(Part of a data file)
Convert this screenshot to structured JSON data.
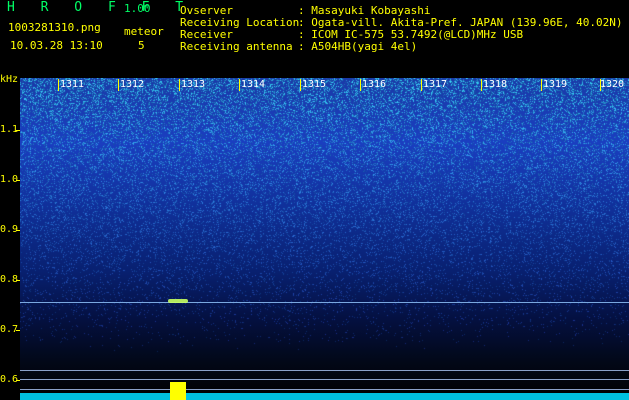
{
  "header": {
    "title": "H R O F F T",
    "version": "1.00",
    "filename": "1003281310.png",
    "datetime": "10.03.28 13:10",
    "meteor_label": "meteor",
    "meteor_count": "5"
  },
  "info": [
    {
      "key": "Ovserver",
      "value": ": Masayuki Kobayashi"
    },
    {
      "key": "Receiving Location",
      "value": ": Ogata-vill. Akita-Pref. JAPAN (139.96E, 40.02N)"
    },
    {
      "key": "Receiver",
      "value": ": ICOM IC-575 53.7492(@LCD)MHz USB"
    },
    {
      "key": "Receiving antenna",
      "value": ": A504HB(yagi 4el)"
    }
  ],
  "y_axis": {
    "label": "kHz",
    "ticks": [
      "1.1",
      "1.0",
      "0.9",
      "0.8",
      "0.7",
      "0.6"
    ]
  },
  "x_axis": {
    "ticks": [
      "1311",
      "1312",
      "1313",
      "1314",
      "1315",
      "1316",
      "1317",
      "1318",
      "1319",
      "1320"
    ]
  },
  "colors": {
    "header_text": "#ffff00",
    "title": "#00ff66",
    "spectrum_high": "#1a3ec0",
    "carrier": "#7aa8e0",
    "meteor": "#ffff00"
  }
}
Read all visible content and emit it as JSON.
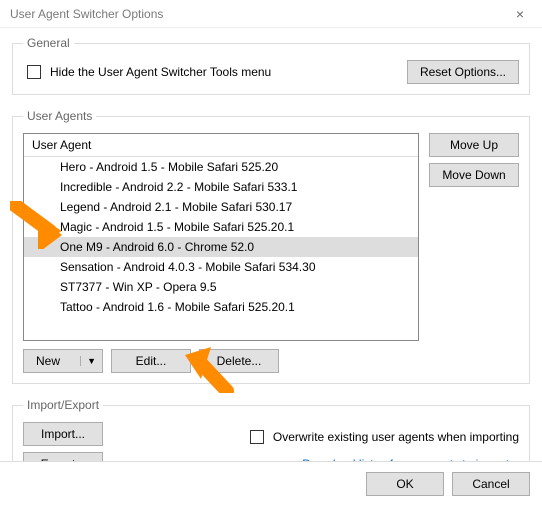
{
  "window": {
    "title": "User Agent Switcher Options",
    "close": "×"
  },
  "general": {
    "legend": "General",
    "hide_label": "Hide the User Agent Switcher Tools menu",
    "hide_checked": false,
    "reset_label": "Reset Options..."
  },
  "user_agents": {
    "legend": "User Agents",
    "header": "User Agent",
    "items": [
      "Hero - Android 1.5 - Mobile Safari 525.20",
      "Incredible - Android 2.2 - Mobile Safari 533.1",
      "Legend - Android 2.1 - Mobile Safari 530.17",
      "Magic - Android 1.5 - Mobile Safari 525.20.1",
      "One M9 - Android 6.0 - Chrome 52.0",
      "Sensation - Android 4.0.3 - Mobile Safari 534.30",
      "ST7377 - Win XP - Opera 9.5",
      "Tattoo - Android 1.6 - Mobile Safari 525.20.1"
    ],
    "selected_index": 4,
    "move_up": "Move Up",
    "move_down": "Move Down",
    "new": "New",
    "edit": "Edit...",
    "delete": "Delete..."
  },
  "import_export": {
    "legend": "Import/Export",
    "import": "Import...",
    "export": "Export...",
    "overwrite_label": "Overwrite existing user agents when importing",
    "overwrite_checked": false,
    "download_link": "Download lists of user agents to import..."
  },
  "footer": {
    "ok": "OK",
    "cancel": "Cancel"
  }
}
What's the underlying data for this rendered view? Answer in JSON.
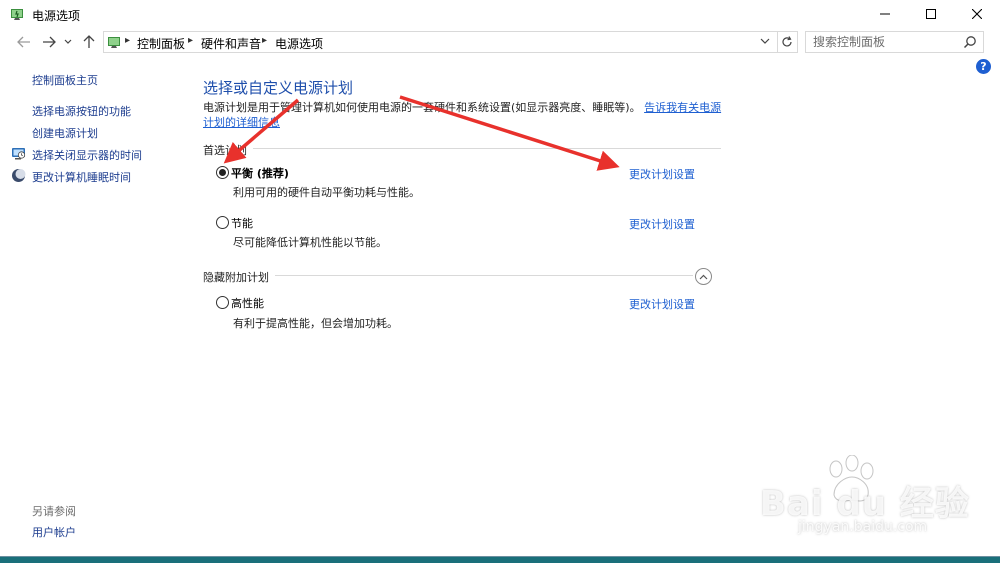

JOB. Within the entries above, how many lines contain "Options"? Respond with the number only.

COMPLETE RESPONSE. 2